> Goal
Look through the material and copy each line holding "conceptos".

[start]

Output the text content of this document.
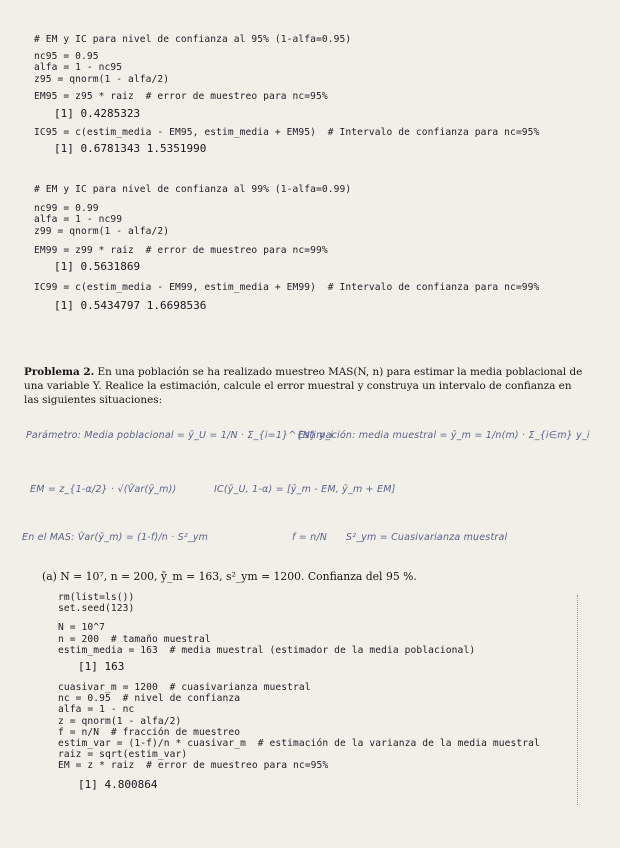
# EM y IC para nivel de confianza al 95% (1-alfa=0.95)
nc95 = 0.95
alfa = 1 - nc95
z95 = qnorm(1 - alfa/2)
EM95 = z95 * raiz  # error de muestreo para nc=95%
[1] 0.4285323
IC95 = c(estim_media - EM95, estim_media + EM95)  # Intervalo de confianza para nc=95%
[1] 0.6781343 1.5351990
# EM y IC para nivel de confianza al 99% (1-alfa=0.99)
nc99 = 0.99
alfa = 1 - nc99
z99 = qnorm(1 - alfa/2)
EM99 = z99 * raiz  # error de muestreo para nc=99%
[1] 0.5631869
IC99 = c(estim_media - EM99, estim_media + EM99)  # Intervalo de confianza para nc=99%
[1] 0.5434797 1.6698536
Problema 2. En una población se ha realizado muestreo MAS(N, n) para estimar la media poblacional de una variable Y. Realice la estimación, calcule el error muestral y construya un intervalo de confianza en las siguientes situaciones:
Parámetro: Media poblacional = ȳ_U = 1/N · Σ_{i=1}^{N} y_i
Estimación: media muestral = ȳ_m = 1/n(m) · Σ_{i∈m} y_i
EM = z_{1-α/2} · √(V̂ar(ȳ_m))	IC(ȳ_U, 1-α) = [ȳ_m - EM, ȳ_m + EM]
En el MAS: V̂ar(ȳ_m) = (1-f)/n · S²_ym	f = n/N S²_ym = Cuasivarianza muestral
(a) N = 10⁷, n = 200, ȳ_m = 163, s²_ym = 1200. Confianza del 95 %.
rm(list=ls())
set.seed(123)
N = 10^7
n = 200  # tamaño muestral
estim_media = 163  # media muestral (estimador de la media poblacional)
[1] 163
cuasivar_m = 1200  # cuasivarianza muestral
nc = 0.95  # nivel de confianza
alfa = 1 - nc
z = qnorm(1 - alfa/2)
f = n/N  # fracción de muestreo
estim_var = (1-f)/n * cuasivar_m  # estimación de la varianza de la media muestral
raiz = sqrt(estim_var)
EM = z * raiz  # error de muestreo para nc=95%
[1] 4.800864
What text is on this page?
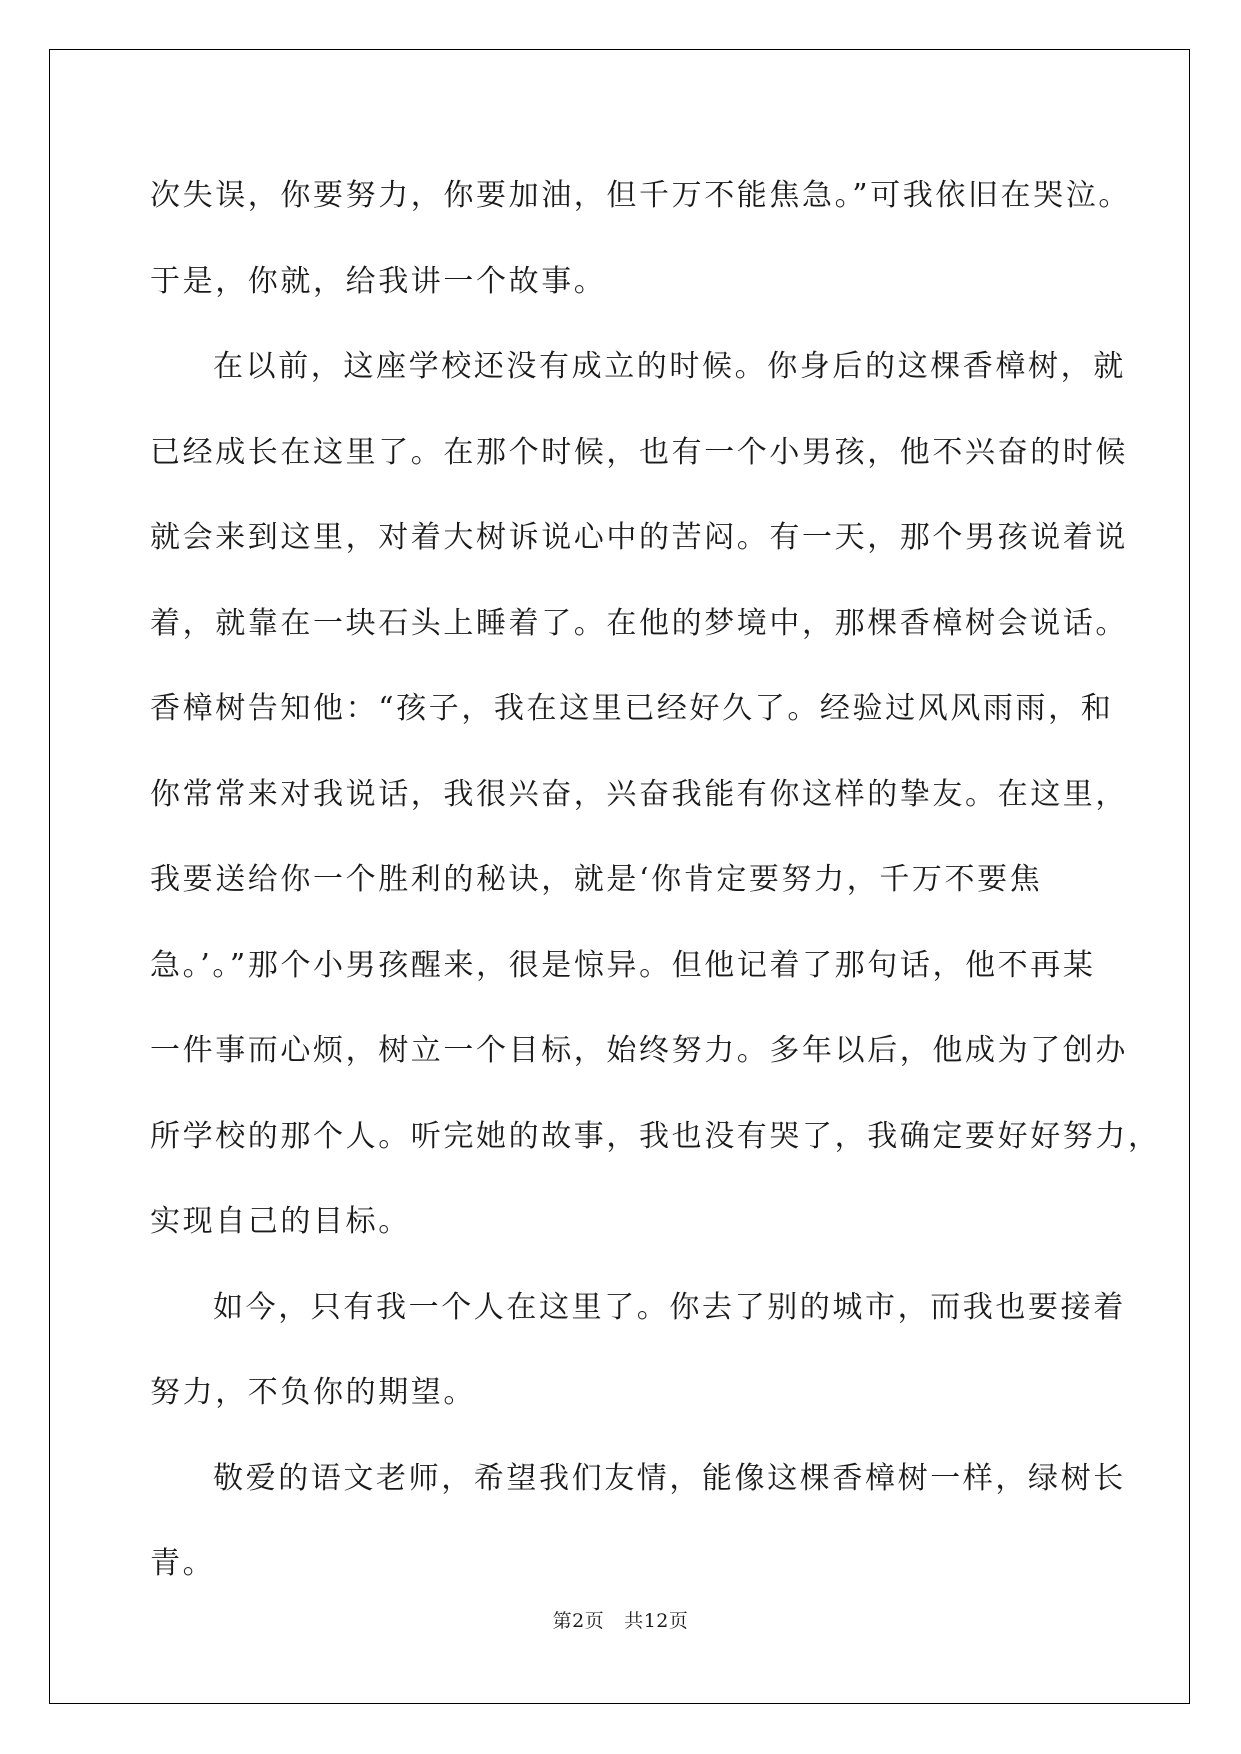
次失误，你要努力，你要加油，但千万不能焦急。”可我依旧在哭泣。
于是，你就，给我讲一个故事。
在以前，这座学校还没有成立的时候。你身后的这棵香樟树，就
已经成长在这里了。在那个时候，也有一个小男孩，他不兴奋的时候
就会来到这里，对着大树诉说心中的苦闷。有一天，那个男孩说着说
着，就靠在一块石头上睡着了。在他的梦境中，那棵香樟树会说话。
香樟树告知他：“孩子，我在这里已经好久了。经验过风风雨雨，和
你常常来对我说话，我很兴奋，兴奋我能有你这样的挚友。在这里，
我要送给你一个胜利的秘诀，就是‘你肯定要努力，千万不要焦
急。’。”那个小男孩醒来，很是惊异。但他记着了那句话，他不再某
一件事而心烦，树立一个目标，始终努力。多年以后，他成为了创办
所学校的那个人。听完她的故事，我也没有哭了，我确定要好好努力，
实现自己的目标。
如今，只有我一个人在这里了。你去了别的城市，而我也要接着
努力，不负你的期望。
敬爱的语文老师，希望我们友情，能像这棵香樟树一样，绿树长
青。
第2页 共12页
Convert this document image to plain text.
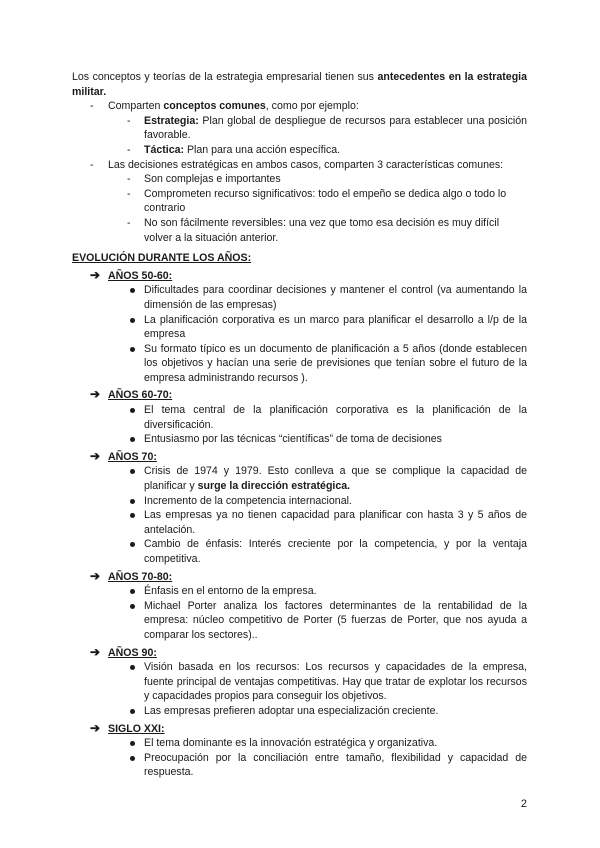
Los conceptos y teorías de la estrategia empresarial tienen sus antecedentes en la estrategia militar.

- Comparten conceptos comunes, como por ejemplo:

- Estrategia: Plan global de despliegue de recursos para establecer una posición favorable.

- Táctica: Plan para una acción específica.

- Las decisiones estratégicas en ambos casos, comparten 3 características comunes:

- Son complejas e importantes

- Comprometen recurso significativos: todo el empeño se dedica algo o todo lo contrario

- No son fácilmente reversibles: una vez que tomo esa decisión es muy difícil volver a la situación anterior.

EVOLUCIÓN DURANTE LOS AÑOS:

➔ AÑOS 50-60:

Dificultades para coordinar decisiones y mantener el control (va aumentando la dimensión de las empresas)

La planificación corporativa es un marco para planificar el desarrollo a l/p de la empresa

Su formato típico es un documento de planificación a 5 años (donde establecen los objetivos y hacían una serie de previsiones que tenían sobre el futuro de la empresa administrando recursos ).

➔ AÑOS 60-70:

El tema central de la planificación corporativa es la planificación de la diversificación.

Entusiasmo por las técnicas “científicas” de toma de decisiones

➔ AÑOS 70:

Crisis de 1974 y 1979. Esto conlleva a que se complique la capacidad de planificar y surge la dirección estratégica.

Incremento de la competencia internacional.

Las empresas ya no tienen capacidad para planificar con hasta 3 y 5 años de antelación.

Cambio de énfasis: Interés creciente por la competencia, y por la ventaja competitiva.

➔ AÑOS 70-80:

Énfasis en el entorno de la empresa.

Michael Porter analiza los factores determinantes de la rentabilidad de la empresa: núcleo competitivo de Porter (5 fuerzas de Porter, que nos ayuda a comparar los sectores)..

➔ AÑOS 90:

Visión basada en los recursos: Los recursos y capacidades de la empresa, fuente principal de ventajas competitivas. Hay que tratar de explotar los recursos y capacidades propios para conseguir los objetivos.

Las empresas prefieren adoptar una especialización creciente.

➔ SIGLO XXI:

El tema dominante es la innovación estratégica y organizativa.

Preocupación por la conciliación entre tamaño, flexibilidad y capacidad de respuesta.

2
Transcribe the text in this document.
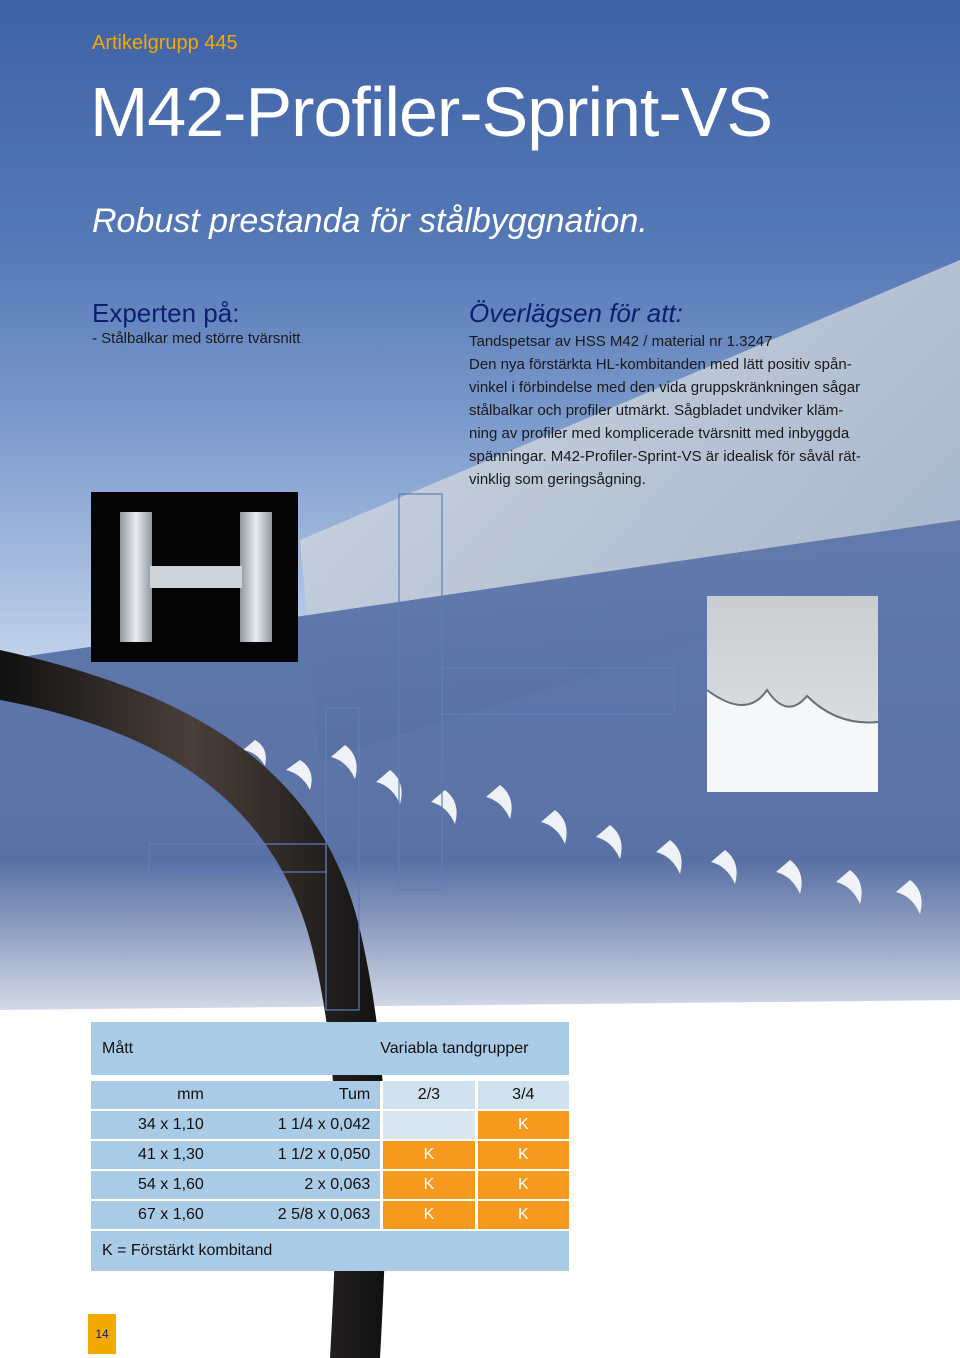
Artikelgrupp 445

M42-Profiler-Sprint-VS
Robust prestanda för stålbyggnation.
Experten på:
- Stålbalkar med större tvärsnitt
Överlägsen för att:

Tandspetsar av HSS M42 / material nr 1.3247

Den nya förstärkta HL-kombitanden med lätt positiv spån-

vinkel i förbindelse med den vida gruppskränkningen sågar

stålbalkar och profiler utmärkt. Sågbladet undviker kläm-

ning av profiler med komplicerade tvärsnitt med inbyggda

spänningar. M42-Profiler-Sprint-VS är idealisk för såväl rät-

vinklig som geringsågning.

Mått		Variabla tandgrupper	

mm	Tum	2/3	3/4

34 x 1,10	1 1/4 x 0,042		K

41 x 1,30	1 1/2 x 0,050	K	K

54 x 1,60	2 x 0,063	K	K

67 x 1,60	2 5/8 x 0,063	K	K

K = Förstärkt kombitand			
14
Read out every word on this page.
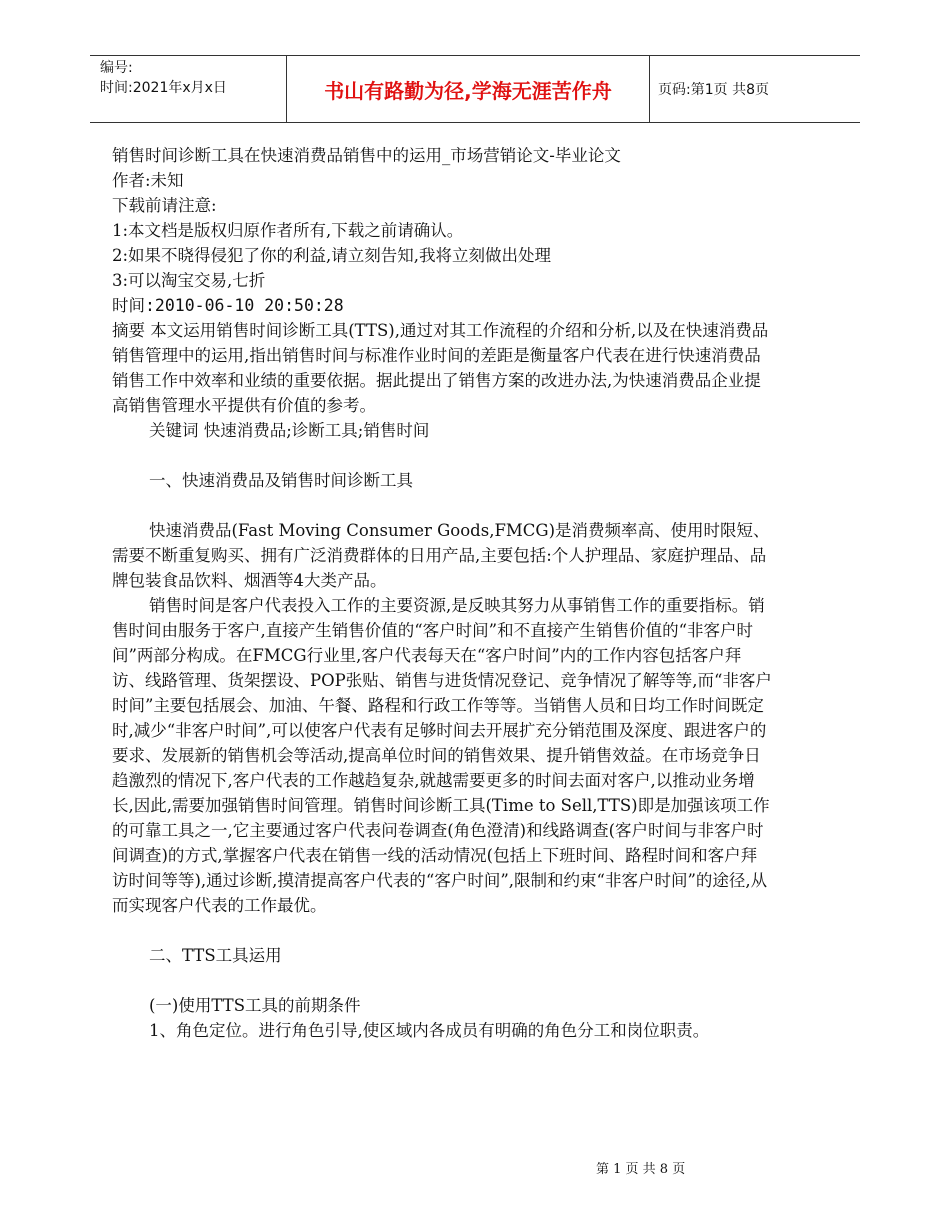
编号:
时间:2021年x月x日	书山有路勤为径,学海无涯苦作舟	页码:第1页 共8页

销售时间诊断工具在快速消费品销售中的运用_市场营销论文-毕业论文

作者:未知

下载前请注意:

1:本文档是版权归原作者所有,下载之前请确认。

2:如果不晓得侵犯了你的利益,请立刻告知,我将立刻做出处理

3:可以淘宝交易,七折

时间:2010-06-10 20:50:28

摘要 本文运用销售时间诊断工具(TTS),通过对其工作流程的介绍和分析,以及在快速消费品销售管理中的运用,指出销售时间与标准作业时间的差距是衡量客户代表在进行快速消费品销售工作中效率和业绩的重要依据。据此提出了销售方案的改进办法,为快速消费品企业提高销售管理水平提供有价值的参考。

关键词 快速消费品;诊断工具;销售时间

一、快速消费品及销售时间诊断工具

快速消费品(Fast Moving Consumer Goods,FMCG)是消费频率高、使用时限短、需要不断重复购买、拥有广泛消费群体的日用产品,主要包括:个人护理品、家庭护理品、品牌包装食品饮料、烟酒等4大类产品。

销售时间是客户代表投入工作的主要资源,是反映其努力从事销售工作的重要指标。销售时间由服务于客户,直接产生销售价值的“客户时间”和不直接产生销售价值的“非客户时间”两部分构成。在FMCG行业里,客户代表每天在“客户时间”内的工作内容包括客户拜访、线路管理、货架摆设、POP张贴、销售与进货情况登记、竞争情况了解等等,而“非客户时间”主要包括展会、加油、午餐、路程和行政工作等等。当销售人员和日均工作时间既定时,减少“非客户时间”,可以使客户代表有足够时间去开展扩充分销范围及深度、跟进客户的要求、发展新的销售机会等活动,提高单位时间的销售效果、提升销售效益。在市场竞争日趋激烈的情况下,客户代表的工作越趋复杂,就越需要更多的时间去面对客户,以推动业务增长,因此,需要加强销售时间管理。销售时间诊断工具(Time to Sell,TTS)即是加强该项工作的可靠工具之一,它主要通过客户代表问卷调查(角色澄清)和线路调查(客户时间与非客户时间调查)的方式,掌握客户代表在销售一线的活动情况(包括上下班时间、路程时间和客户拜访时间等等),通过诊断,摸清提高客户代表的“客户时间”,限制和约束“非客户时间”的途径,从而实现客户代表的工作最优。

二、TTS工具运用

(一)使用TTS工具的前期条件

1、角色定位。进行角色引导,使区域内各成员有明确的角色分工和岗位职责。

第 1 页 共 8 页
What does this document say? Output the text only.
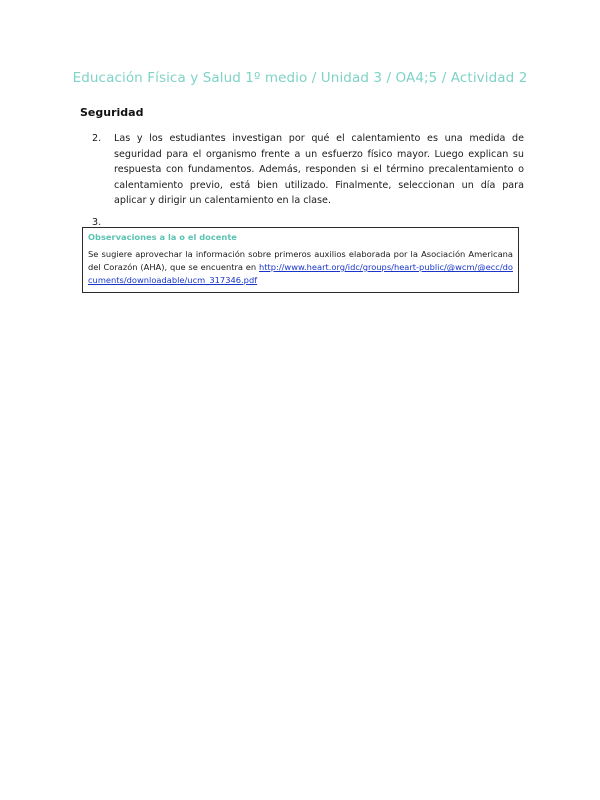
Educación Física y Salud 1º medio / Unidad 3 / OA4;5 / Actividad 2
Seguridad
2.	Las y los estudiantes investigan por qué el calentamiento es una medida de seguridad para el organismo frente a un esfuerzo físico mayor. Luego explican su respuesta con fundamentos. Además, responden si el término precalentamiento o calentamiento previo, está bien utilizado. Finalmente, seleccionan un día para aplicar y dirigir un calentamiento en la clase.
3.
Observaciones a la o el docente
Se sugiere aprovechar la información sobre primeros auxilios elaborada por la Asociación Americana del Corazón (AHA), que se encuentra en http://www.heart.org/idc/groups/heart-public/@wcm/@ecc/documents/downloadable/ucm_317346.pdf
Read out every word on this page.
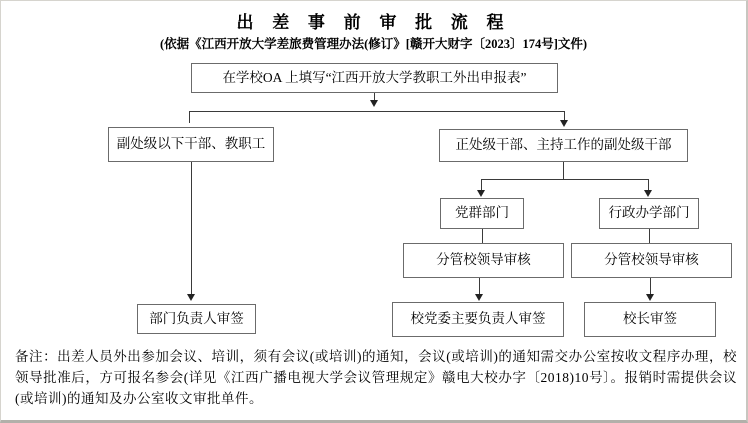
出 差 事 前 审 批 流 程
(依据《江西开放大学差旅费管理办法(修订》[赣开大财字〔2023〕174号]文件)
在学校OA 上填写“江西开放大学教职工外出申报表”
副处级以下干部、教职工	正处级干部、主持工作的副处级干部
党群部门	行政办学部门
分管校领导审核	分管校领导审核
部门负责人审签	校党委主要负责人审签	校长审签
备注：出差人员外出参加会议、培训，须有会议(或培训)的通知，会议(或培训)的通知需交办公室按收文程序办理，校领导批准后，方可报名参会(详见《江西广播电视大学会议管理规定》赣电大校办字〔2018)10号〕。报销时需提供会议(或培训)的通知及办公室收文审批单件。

[end]

> Written reply
Los conceptos y teorías de la estrategia empresarial tienen sus antecedentes en la estrategia militar.
- Comparten conceptos comunes, como por ejemplo:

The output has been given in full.